● **WRITTEN INSTRUCTION**: Output the full listing below exactly, without the pictures.

● **SUPPLIED DATA**:
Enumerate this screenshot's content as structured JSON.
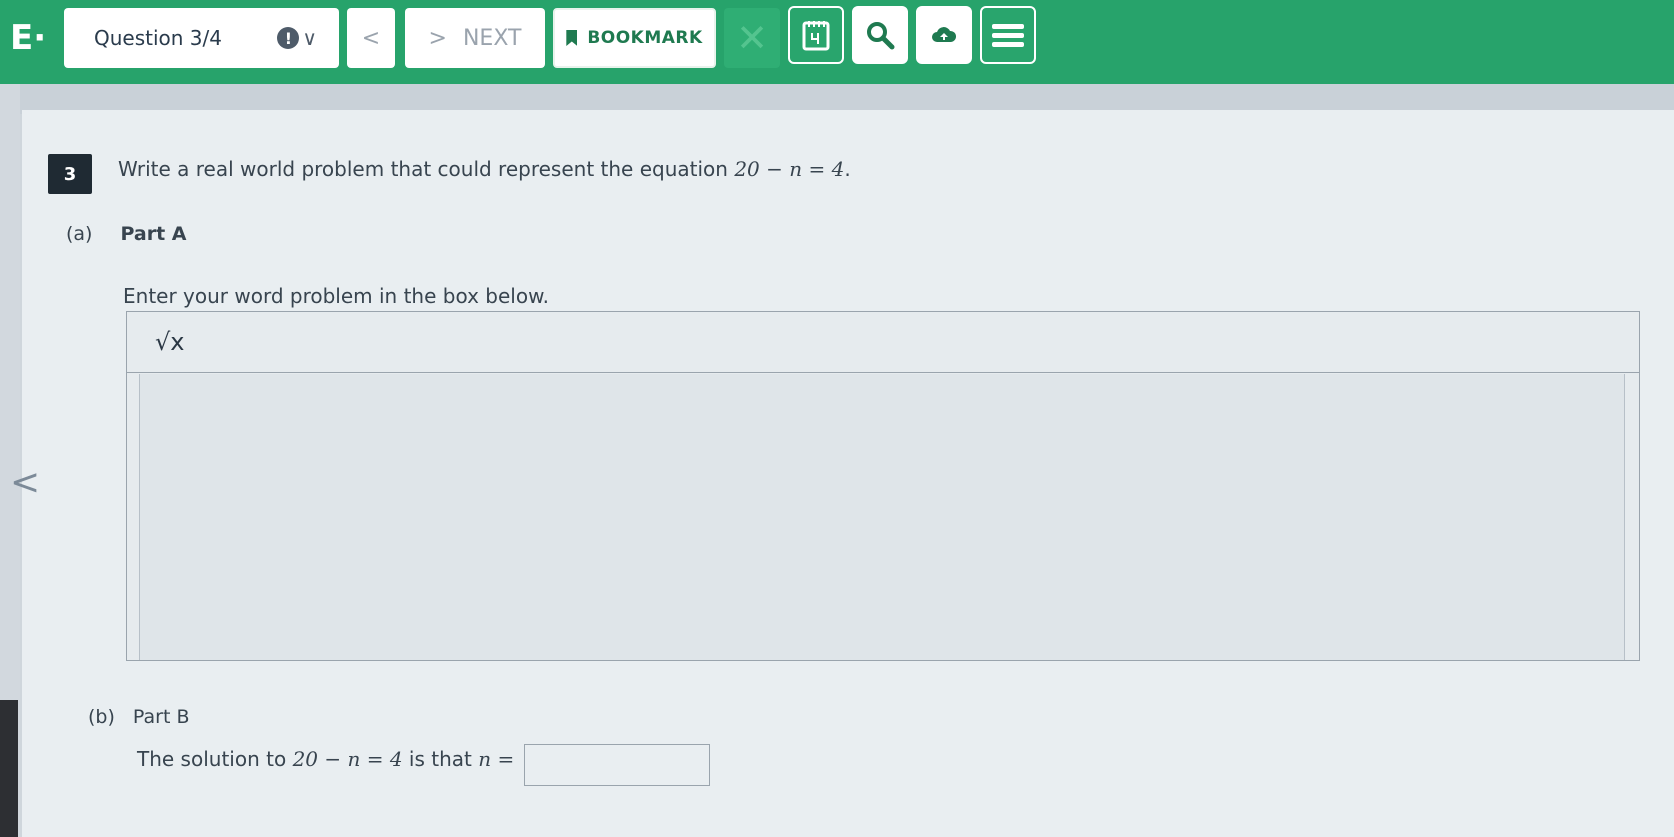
{
  "header": {
    "logo": "E·",
    "question_select": "Question 3/4",
    "flag_badge": "!",
    "flag_chevron": "∨",
    "prev_label": "<",
    "next_arrow": ">",
    "next_label": "NEXT",
    "bookmark_label": "BOOKMARK",
    "close_label": "✕"
  },
  "tools": [
    "calculator-icon",
    "magnify-icon",
    "cloud-icon",
    "menu-icon"
  ],
  "question": {
    "number": "3",
    "text": "Write a real world problem that could represent the equation",
    "equation": "20 − n = 4",
    "end": "."
  },
  "part_a": {
    "letter": "(a)",
    "title": "Part A",
    "instruction": "Enter your word problem in the box below.",
    "sqrt_tool": "√x"
  },
  "part_b": {
    "letter": "(b)",
    "title": "Part B",
    "solution_prefix": "The solution to",
    "equation": "20 − n = 4",
    "solution_mid": "is that",
    "var": "n =",
    "answer_value": ""
  },
  "nav": {
    "left_arrow": "<"
  },
  "colors": {
    "header": "#27a36b",
    "bookmark": "#1f7a50",
    "card": "#e9eef1"
  }
}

● **RESPONSE FOR THIS EXERCISE**:
Enumerate this screenshot's content as structured JSON.
{
  "header": {
    "logo": "E·",
    "question_select": "Question 3/4",
    "flag_badge": "!",
    "flag_chevron": "∨",
    "prev_label": "<",
    "next_arrow": ">",
    "next_label": "NEXT",
    "bookmark_label": "BOOKMARK",
    "close_label": "✕"
  },
  "tools": [
    "calculator-icon",
    "magnify-icon",
    "cloud-icon",
    "menu-icon"
  ],
  "question": {
    "number": "3",
    "text": "Write a real world problem that could represent the equation",
    "equation": "20 − n = 4",
    "end": "."
  },
  "part_a": {
    "letter": "(a)",
    "title": "Part A",
    "instruction": "Enter your word problem in the box below.",
    "sqrt_tool": "√x"
  },
  "part_b": {
    "letter": "(b)",
    "title": "Part B",
    "solution_prefix": "The solution to",
    "equation": "20 − n = 4",
    "solution_mid": "is that",
    "var": "n =",
    "answer_value": ""
  },
  "nav": {
    "left_arrow": "<"
  },
  "colors": {
    "header": "#27a36b",
    "bookmark": "#1f7a50",
    "card": "#e9eef1"
  }
}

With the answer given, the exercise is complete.